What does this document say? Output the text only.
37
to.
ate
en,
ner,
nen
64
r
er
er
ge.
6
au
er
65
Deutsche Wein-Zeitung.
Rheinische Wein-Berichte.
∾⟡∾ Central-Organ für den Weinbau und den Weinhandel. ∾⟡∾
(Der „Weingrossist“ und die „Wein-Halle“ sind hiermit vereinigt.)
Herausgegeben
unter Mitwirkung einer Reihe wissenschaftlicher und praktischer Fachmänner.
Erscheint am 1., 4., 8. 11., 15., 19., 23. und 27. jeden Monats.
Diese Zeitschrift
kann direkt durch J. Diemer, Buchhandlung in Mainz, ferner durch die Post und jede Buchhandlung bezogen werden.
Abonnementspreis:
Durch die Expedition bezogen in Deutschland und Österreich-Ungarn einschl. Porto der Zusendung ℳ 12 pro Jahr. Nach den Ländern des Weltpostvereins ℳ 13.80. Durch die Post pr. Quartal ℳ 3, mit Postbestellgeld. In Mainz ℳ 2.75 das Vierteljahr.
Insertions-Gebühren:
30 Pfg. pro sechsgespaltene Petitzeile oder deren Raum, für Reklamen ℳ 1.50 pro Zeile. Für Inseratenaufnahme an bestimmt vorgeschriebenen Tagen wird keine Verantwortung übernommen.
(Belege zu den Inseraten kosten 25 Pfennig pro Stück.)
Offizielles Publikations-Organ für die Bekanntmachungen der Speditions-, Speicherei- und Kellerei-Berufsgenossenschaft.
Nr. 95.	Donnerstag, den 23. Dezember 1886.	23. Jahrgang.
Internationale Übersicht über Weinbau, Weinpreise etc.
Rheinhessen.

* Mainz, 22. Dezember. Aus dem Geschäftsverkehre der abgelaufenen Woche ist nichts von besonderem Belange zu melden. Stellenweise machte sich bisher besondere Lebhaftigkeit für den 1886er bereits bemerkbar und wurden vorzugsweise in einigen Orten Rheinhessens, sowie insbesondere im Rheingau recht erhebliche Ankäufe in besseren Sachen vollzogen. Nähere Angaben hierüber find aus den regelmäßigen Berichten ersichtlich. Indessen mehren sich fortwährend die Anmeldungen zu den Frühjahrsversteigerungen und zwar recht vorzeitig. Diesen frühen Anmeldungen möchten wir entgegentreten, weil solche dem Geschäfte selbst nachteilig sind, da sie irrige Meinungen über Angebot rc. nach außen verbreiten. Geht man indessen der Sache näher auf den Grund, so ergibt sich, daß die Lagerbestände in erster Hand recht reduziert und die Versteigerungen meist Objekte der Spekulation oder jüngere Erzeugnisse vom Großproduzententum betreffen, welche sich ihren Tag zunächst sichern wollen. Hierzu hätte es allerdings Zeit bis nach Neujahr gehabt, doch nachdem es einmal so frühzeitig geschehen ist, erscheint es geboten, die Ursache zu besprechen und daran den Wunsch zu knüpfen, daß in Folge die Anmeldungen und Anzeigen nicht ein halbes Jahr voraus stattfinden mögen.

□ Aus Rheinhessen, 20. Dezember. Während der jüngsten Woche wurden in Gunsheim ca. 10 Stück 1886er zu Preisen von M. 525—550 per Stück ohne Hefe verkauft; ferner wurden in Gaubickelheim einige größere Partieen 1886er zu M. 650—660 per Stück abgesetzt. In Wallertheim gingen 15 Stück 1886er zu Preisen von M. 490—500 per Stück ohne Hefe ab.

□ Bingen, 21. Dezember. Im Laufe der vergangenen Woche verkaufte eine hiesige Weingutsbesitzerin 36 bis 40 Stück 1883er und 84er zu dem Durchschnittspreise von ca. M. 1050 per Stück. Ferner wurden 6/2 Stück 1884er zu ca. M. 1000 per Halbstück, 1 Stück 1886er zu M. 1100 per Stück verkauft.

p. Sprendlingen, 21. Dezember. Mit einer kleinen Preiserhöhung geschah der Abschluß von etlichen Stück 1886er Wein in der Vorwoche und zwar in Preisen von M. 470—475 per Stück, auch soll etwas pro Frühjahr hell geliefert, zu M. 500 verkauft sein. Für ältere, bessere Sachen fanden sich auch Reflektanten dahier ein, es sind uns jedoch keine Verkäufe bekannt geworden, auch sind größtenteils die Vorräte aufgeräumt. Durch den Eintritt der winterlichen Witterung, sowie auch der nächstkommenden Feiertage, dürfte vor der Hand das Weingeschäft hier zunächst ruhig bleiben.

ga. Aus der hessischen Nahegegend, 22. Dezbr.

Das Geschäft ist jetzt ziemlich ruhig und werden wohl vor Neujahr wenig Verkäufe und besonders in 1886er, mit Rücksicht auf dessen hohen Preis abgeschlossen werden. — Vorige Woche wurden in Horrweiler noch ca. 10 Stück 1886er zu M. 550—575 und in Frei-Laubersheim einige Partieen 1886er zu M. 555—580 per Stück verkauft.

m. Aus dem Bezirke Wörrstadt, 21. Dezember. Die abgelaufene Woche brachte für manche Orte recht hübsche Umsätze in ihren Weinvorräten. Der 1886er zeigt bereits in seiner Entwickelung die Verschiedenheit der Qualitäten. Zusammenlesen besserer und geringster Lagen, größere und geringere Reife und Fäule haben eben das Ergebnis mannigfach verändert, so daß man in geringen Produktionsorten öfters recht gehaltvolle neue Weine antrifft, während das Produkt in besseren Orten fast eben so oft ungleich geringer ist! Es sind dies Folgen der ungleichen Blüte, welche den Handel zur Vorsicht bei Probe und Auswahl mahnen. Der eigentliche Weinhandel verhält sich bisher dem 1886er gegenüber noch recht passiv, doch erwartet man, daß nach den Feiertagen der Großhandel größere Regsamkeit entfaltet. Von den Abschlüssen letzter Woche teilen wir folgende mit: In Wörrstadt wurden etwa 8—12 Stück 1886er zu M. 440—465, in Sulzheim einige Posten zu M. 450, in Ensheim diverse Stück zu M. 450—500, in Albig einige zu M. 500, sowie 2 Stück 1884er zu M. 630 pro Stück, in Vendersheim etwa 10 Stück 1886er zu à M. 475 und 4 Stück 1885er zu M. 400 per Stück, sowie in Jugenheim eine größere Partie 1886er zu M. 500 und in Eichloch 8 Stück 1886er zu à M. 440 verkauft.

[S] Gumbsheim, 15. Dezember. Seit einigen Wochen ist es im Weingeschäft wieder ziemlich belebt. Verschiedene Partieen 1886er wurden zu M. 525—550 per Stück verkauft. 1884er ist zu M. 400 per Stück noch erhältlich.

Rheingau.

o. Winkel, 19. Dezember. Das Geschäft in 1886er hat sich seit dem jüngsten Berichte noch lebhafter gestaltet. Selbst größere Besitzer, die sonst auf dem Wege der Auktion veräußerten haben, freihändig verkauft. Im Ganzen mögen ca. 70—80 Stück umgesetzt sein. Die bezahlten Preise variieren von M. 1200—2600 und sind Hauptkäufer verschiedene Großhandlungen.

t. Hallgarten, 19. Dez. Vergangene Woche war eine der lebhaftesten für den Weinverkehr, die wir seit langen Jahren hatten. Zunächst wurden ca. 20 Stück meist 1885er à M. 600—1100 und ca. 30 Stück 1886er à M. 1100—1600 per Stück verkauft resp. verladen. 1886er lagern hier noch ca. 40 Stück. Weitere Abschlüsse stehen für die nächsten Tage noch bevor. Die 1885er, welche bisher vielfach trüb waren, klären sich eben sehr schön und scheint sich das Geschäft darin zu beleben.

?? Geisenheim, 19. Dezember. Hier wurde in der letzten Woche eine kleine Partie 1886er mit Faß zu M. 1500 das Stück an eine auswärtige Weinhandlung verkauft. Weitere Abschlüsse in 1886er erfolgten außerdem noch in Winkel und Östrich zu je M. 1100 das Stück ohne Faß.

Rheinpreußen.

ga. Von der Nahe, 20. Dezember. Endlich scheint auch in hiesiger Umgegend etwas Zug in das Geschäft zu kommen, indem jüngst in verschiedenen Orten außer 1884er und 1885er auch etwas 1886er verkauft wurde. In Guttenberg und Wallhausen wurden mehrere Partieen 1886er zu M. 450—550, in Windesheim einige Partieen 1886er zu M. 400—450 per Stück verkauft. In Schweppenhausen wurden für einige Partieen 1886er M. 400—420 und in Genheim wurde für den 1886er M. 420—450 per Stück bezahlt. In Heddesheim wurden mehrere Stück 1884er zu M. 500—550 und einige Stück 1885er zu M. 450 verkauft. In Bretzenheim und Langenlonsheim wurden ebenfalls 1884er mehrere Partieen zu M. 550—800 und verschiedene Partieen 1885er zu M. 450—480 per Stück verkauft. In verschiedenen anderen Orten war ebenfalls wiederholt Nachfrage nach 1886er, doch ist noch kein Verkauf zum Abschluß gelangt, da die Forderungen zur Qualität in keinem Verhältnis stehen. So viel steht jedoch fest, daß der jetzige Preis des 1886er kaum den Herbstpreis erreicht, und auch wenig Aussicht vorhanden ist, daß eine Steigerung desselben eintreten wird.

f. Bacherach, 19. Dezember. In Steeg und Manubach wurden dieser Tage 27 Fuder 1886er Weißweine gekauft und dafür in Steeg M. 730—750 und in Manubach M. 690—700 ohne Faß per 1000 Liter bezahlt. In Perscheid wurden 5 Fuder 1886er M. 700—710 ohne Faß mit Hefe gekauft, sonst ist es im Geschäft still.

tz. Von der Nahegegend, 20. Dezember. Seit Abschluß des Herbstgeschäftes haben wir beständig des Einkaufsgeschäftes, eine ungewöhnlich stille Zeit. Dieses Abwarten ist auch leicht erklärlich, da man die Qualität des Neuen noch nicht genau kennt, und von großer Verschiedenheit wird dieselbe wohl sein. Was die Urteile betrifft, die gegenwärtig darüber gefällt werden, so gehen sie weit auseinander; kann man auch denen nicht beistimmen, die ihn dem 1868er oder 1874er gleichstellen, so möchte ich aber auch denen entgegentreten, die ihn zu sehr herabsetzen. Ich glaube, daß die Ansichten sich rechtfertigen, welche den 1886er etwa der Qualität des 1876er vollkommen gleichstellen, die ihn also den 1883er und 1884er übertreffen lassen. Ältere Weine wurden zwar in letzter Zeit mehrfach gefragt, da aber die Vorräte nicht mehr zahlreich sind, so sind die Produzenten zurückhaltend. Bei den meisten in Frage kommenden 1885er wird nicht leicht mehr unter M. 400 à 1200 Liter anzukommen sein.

--

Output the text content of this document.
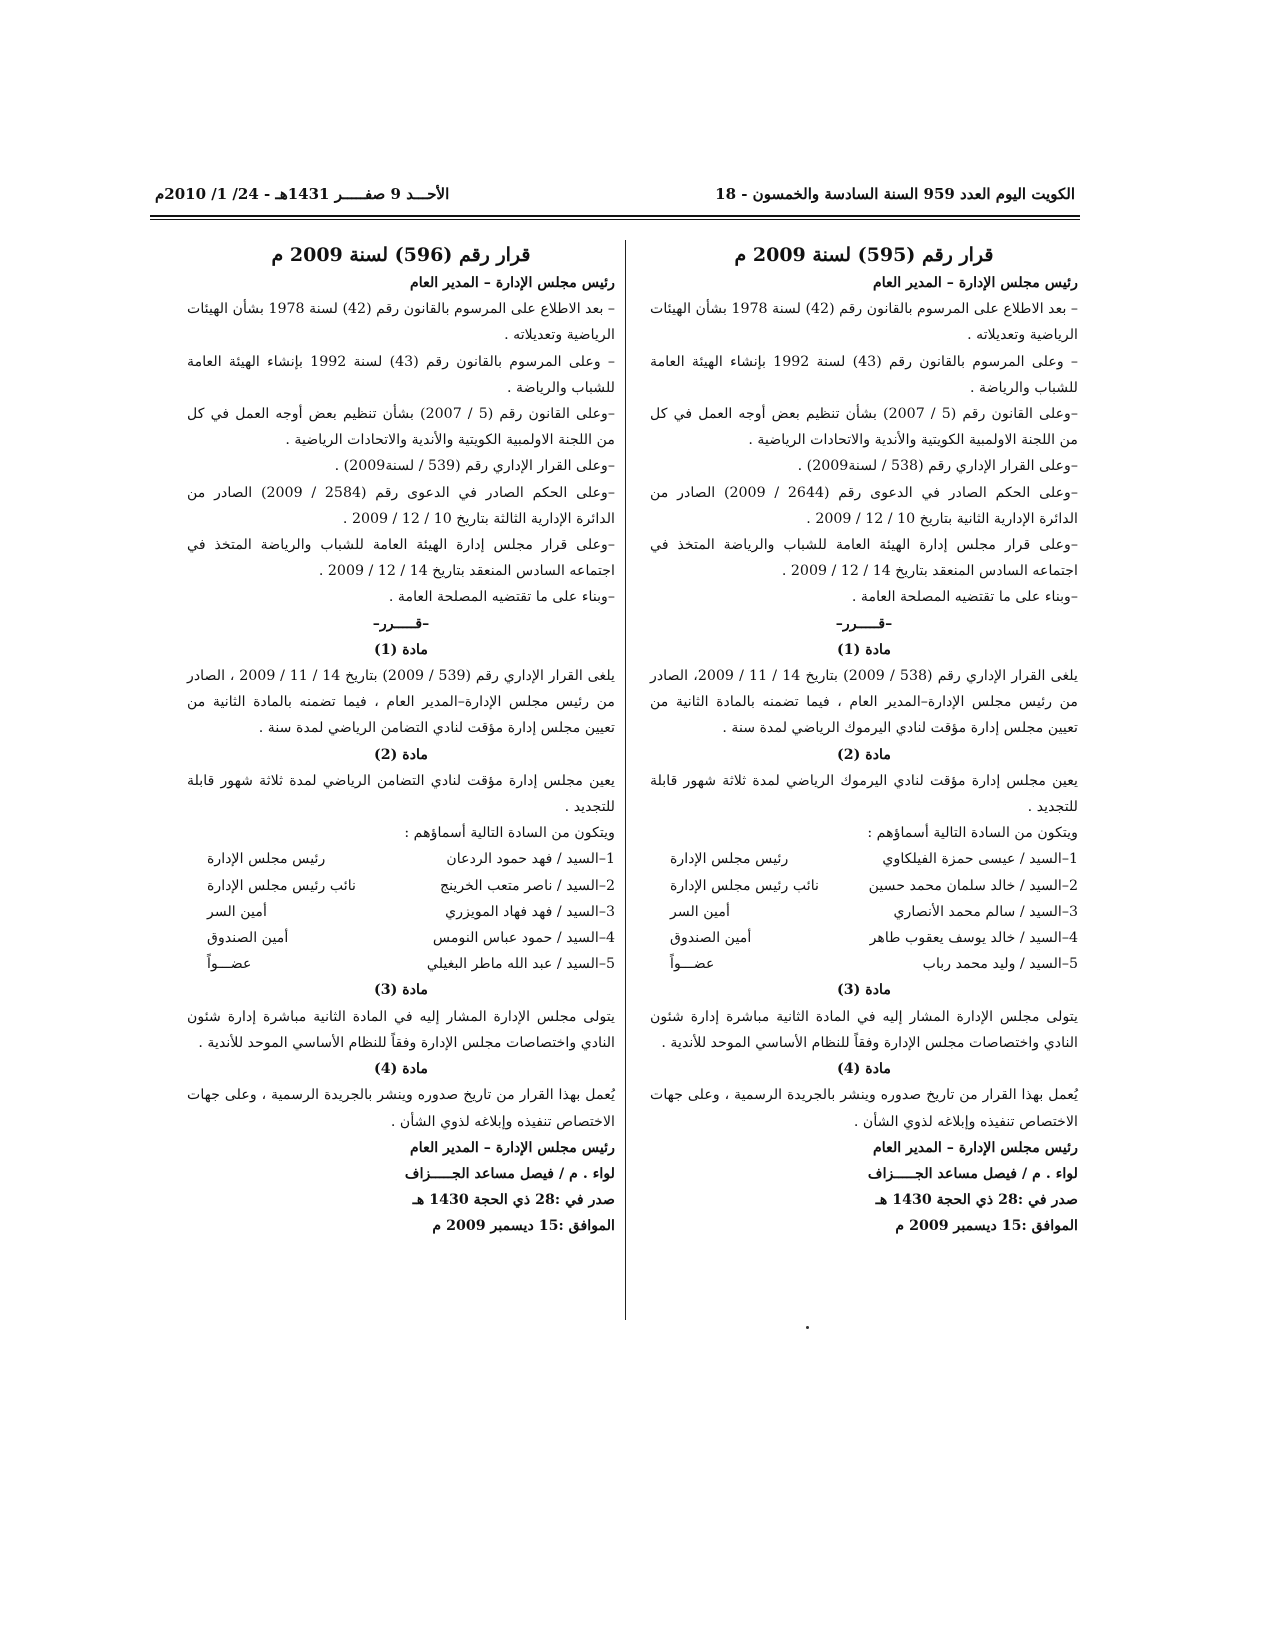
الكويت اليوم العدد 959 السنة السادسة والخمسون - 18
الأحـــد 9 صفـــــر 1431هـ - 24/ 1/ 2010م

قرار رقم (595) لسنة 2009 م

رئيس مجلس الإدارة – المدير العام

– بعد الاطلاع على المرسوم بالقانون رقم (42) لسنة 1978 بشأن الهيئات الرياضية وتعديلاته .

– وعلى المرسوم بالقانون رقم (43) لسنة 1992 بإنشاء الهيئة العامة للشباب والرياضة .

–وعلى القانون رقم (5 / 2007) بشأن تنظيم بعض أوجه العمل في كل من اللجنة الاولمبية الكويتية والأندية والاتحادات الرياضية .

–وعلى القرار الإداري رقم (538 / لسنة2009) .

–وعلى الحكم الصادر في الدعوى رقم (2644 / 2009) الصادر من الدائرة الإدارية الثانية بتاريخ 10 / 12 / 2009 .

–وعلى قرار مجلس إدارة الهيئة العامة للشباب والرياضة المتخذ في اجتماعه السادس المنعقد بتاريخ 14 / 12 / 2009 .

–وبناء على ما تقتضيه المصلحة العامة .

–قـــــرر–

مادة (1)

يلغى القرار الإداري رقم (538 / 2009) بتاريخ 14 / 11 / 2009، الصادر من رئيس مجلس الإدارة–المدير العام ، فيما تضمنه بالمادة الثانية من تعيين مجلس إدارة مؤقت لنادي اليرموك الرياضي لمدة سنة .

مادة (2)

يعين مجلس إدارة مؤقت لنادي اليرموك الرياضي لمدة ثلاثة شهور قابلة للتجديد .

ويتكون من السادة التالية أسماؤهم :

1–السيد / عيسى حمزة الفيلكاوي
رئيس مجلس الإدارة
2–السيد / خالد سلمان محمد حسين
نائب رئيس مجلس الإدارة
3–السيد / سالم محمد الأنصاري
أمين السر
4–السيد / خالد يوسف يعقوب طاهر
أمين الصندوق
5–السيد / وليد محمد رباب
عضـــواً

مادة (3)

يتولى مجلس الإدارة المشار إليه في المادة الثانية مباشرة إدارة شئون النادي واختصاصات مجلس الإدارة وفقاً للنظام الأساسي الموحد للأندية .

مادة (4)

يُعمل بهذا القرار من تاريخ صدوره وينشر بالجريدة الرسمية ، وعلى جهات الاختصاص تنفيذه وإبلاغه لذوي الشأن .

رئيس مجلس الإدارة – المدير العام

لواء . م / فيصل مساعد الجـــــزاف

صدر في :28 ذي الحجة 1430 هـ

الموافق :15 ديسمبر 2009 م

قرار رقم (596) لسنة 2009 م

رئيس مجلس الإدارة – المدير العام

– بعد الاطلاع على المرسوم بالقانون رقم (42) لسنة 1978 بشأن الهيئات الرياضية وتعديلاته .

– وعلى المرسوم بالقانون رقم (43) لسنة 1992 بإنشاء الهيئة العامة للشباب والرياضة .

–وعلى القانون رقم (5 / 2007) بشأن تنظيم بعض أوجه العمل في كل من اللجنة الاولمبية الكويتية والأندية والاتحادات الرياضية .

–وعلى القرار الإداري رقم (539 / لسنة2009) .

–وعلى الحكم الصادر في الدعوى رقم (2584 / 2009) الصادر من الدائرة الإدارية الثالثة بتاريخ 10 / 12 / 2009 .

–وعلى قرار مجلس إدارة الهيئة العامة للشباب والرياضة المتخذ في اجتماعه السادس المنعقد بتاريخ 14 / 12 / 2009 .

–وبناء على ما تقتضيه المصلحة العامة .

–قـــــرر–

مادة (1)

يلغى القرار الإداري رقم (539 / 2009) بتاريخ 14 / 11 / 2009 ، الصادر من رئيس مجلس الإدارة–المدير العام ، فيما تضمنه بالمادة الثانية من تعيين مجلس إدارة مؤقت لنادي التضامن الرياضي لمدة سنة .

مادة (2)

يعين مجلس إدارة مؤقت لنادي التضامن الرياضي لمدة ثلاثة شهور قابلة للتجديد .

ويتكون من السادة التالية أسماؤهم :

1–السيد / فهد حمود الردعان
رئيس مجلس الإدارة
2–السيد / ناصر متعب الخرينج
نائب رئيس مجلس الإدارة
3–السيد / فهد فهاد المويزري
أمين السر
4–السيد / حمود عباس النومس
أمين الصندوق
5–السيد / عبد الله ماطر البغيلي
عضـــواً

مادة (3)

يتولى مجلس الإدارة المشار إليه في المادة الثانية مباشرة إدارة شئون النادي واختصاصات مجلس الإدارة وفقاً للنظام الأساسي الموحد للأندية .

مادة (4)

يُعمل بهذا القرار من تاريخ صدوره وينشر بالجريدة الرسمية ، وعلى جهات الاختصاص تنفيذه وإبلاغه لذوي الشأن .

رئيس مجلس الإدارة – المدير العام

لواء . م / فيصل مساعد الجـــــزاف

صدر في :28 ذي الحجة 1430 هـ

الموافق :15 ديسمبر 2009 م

--

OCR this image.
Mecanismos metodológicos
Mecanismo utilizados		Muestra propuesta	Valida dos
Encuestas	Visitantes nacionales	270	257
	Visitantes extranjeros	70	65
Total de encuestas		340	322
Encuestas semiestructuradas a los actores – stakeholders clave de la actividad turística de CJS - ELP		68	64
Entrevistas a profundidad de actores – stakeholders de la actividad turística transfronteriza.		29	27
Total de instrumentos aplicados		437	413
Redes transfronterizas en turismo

Set exercise:
From the records given above, copy all lines containing "قابلة".

Solution for this problem:
يعين مجلس إدارة مؤقت لنادي اليرموك الرياضي لمدة ثلاثة شهور قابلة للتجديد .
يعين مجلس إدارة مؤقت لنادي التضامن الرياضي لمدة ثلاثة شهور قابلة للتجديد .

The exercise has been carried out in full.